What you are asked to do: Count the lines below that contain the word "非选择题". Give only the number.
>> START Records supplied
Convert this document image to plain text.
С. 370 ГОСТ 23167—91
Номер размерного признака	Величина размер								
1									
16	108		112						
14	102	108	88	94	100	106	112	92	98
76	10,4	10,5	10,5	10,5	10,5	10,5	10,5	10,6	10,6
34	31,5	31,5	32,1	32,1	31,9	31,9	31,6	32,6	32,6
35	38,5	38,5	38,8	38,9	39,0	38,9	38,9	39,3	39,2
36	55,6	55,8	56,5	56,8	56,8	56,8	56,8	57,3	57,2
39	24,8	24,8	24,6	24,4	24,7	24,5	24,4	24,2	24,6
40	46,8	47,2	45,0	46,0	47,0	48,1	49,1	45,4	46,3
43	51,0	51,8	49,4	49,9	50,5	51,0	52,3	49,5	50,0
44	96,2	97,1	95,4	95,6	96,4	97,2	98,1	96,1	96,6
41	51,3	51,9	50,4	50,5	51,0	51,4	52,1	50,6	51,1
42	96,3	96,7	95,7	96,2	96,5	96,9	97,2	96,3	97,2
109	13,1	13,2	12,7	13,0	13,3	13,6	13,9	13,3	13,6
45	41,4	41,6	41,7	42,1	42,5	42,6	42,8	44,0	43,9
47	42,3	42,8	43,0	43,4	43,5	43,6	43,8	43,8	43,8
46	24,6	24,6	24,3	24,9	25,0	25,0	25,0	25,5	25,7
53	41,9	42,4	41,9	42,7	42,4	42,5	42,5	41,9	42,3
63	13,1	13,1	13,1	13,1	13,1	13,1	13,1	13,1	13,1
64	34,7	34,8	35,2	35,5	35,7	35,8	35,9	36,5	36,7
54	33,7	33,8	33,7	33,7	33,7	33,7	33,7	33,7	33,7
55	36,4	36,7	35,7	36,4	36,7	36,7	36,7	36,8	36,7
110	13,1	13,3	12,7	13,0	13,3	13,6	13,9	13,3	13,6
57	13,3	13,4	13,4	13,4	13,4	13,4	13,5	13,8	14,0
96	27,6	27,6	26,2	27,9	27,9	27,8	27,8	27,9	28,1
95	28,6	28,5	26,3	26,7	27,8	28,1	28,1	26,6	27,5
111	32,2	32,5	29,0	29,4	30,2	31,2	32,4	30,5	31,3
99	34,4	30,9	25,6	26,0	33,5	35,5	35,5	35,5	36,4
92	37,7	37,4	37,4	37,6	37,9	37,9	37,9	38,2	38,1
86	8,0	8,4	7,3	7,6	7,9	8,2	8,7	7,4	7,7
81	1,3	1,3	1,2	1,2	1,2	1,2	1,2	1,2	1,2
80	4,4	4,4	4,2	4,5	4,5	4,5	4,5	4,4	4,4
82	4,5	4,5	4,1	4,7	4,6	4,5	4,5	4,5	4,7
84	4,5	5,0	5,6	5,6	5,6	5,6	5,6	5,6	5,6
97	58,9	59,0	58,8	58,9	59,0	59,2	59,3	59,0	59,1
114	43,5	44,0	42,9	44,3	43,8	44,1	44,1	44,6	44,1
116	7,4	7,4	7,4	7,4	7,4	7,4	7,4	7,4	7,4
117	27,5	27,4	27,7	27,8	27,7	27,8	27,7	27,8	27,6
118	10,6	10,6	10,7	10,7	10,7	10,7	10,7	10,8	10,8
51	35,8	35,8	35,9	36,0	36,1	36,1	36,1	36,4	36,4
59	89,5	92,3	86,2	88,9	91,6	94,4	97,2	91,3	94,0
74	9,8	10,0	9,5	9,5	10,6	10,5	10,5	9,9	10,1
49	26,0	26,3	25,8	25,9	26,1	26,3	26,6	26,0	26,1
>> END Records supplied
>> START Records supplied
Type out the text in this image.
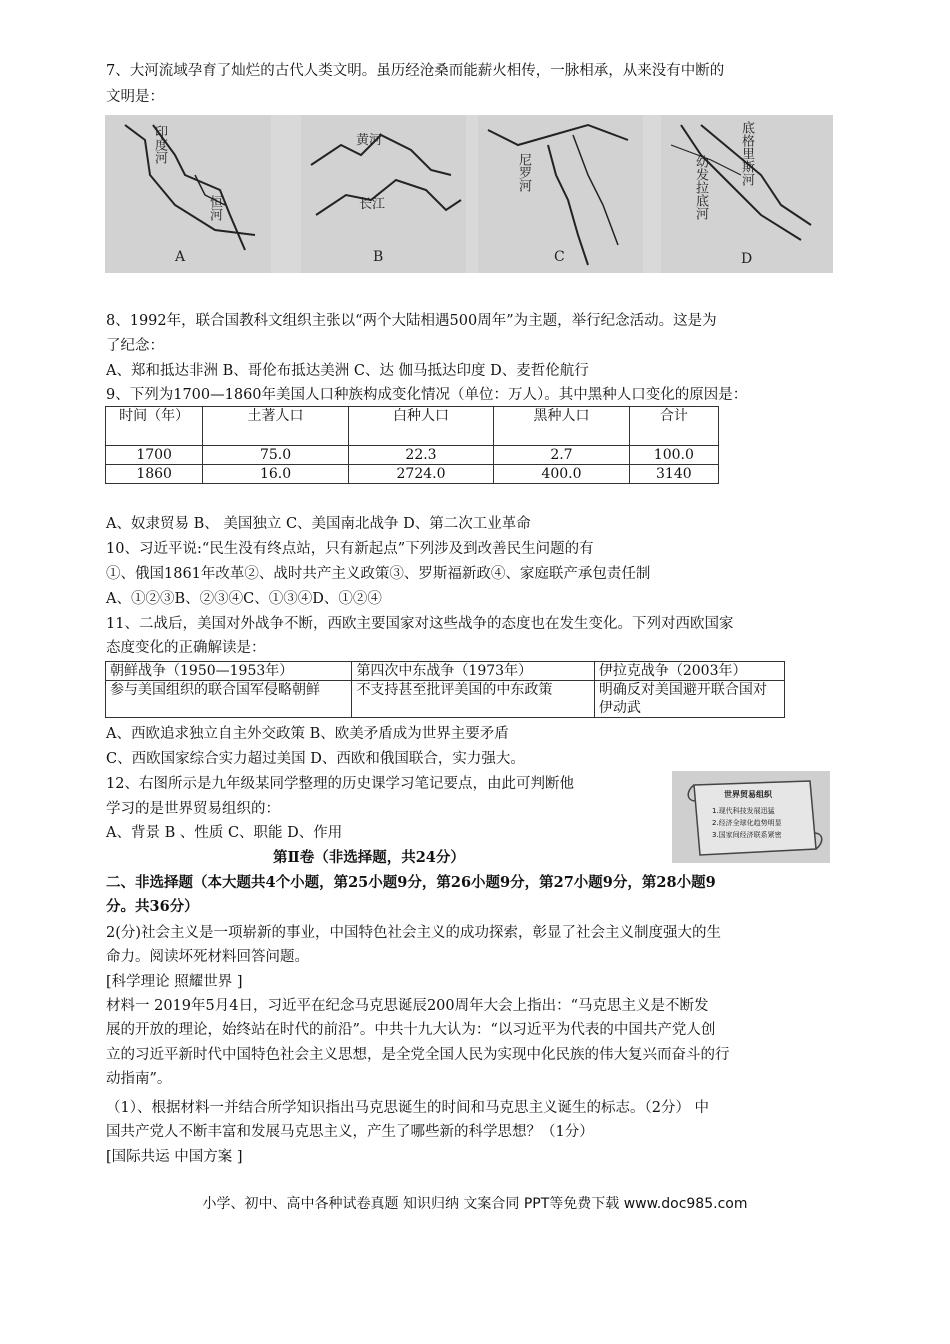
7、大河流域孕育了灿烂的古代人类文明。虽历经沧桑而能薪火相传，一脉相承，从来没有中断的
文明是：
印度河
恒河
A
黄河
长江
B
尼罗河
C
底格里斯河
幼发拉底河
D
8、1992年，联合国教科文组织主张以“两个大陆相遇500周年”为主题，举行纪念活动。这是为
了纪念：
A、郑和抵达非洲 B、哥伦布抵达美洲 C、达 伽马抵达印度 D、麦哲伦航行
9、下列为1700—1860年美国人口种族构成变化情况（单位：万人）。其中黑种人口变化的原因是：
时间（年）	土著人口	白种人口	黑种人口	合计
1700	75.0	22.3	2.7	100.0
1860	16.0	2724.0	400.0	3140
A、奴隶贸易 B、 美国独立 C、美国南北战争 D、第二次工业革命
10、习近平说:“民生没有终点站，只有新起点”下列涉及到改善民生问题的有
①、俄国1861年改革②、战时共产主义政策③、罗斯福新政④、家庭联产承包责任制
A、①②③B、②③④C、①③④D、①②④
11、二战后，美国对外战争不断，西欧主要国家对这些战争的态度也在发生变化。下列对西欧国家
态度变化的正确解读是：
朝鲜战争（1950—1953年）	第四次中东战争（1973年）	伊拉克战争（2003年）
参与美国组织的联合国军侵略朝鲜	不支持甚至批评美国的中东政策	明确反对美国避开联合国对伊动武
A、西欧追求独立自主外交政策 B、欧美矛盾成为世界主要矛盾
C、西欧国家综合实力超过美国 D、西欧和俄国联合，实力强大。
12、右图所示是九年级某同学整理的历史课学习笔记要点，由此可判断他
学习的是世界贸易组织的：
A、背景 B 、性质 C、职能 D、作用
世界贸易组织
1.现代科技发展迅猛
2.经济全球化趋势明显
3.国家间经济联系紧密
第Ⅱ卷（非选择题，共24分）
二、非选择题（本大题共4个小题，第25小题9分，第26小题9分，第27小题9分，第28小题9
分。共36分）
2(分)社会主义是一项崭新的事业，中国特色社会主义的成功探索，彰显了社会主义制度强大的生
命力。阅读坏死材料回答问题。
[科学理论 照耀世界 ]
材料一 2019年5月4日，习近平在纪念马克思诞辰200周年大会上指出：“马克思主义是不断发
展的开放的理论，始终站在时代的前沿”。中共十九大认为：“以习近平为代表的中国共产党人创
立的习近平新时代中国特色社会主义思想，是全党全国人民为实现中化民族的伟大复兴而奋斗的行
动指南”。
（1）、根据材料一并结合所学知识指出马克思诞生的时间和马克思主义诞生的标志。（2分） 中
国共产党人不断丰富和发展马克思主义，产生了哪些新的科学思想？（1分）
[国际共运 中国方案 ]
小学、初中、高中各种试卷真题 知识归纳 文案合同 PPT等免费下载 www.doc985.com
>> END Records supplied
Written response: 2